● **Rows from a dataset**
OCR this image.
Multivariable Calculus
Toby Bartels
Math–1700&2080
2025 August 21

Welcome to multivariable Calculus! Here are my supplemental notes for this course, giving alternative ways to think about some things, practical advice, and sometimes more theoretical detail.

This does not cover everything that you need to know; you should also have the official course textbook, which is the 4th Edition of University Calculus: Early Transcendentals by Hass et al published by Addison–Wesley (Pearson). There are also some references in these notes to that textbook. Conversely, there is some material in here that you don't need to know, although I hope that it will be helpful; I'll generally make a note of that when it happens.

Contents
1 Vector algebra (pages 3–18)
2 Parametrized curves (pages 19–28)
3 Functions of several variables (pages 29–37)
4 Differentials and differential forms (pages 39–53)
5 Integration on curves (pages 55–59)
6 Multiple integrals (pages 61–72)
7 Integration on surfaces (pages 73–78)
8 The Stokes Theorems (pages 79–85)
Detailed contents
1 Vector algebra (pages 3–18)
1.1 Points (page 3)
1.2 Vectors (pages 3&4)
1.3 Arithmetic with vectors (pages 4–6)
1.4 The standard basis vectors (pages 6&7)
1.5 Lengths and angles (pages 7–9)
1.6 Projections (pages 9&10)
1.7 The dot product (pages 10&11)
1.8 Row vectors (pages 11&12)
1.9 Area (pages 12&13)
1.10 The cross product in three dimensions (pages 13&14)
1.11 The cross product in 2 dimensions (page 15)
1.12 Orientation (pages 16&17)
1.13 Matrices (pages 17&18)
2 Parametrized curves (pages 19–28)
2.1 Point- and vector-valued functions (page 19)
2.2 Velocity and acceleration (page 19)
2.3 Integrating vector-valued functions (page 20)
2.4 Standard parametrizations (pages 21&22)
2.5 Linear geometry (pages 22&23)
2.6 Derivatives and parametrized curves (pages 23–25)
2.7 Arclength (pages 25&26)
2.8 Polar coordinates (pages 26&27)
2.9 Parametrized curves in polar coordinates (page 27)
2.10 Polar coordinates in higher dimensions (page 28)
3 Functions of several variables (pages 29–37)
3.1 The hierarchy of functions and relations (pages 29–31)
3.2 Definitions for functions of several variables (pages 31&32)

● **Task details**
Select every line of the records holding the string "Integration".

● **Answer to the exercise**
5 Integration on curves (pages 55–59)
7 Integration on surfaces (pages 73–78)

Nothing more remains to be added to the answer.